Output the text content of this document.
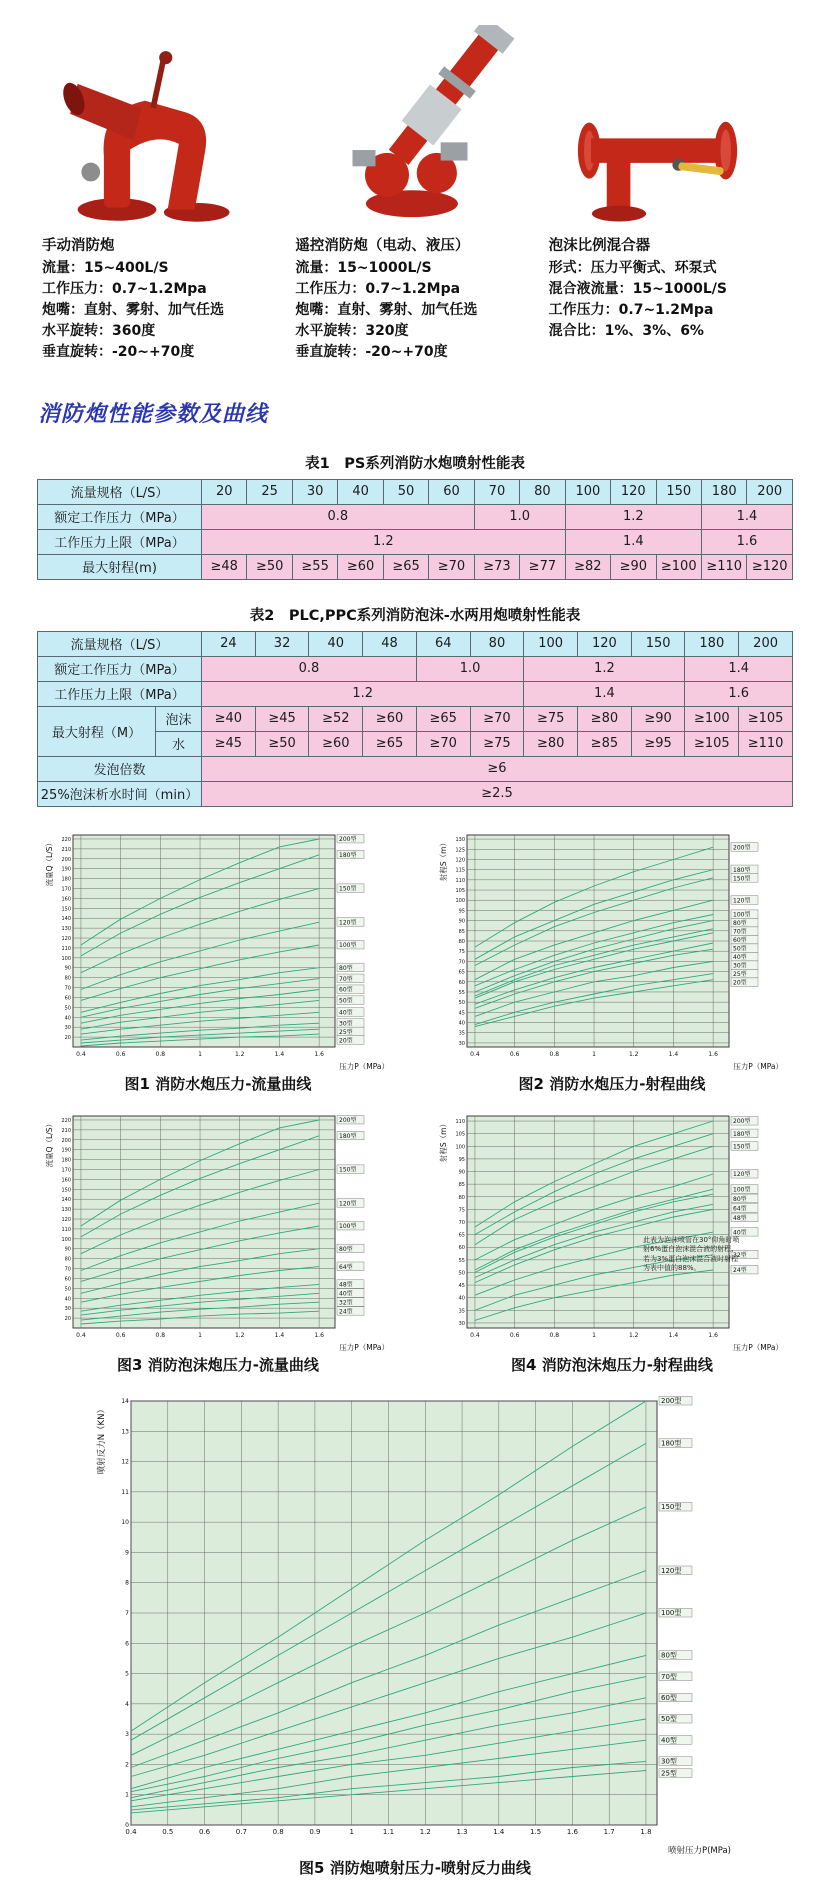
手动消防炮
流量：15~400L/S
工作压力：0.7~1.2Mpa
炮嘴：直射、雾射、加气任选
水平旋转：360度
垂直旋转：-20~+70度
遥控消防炮（电动、液压）
流量：15~1000L/S
工作压力：0.7~1.2Mpa
炮嘴：直射、雾射、加气任选
水平旋转：320度
垂直旋转：-20~+70度
泡沫比例混合器
形式：压力平衡式、环泵式
混合液流量：15~1000L/S
工作压力：0.7~1.2Mpa
混合比：1%、3%、6%
消防炮性能参数及曲线
表1　PS系列消防水炮喷射性能表
流量规格（L/S）	20	25	30	40	50	60	70	80	100	120	150	180	200
额定工作压力（MPa）	0.8						1.0		1.2			1.4	
工作压力上限（MPa）	1.2								1.4			1.6	
最大射程(m)	≥48	≥50	≥55	≥60	≥65	≥70	≥73	≥77	≥82	≥90	≥100	≥110	≥120
表2　PLC,PPC系列消防泡沫-水两用炮喷射性能表
流量规格（L/S）		24	32	40	48	64	80	100	120	150	180	200
额定工作压力（MPa）		0.8				1.0		1.2			1.4	
工作压力上限（MPa）		1.2						1.4			1.6	
最大射程（M）	泡沫	≥40	≥45	≥52	≥60	≥65	≥70	≥75	≥80	≥90	≥100	≥105
	水	≥45	≥50	≥60	≥65	≥70	≥75	≥80	≥85	≥95	≥105	≥110
发泡倍数		≥6										
25%泡沫析水时间（min）		≥2.5										
0.4	0.6	0.8	1	1.2	1.4	1.6
20
30
40
50
60
70
80
90
100
110
120
130
140
150
160
170
180
190
200
210
220	200型
180型
150型
120型
100型
80型
70型
60型
50型
40型
30型
25型
20型
压力P（MPa）
流量Q（L/S）
图1 消防水炮压力-流量曲线
0.4	0.6	0.8	1	1.2	1.4	1.6
30
35
40
45
50
55
60
65
70
75
80
85
90
95
100
105
110
115
120
125
130
200型
180型
150型
120型
100型
80型
70型
60型
50型
40型
30型
25型
20型
压力P（MPa）
射程S（m）
图2 消防水炮压力-射程曲线
0.4	0.6	0.8	1	1.2	1.4	1.6
20
30
40
50
60
70
80
90
100
110
120
130
140
150
160
170
180
190
200
210
220	200型
180型
150型
120型
100型
80型
64型
48型
40型
32型
24型
压力P（MPa）
流量Q（L/S）
图3 消防泡沫炮压力-流量曲线
0.4	0.6	0.8	1	1.2	1.4	1.6
30
35
40
45
50
55
60
65
70
75
80
85
90
95
100
105
110	200型
180型
150型
120型
100型
80型
64型
48型
40型
32型
24型
压力P（MPa）
射程S（m）
此表为泡沫喷管在30°仰角时喷射6%蛋白泡沫混合液的射程，若为3%蛋白泡沫混合液时射程为表中值的88%。
图4 消防泡沫炮压力-射程曲线
0.4	0.5	0.6	0.7	0.8	0.9	1	1.1	1.2	1.3	1.4	1.5	1.6	1.7	1.8
0
1
2
3
4
5
6
7
8
9
10
11
12
13
14	200型
180型
150型
120型
100型
80型
70型
60型
50型
40型
30型
25型
喷射压力P(MPa)
喷射反力N（KN）
图5 消防炮喷射压力-喷射反力曲线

_Required work:_ Say how many lines above hold the word "最大射程", giving only the count.

_Expected answer:_ 2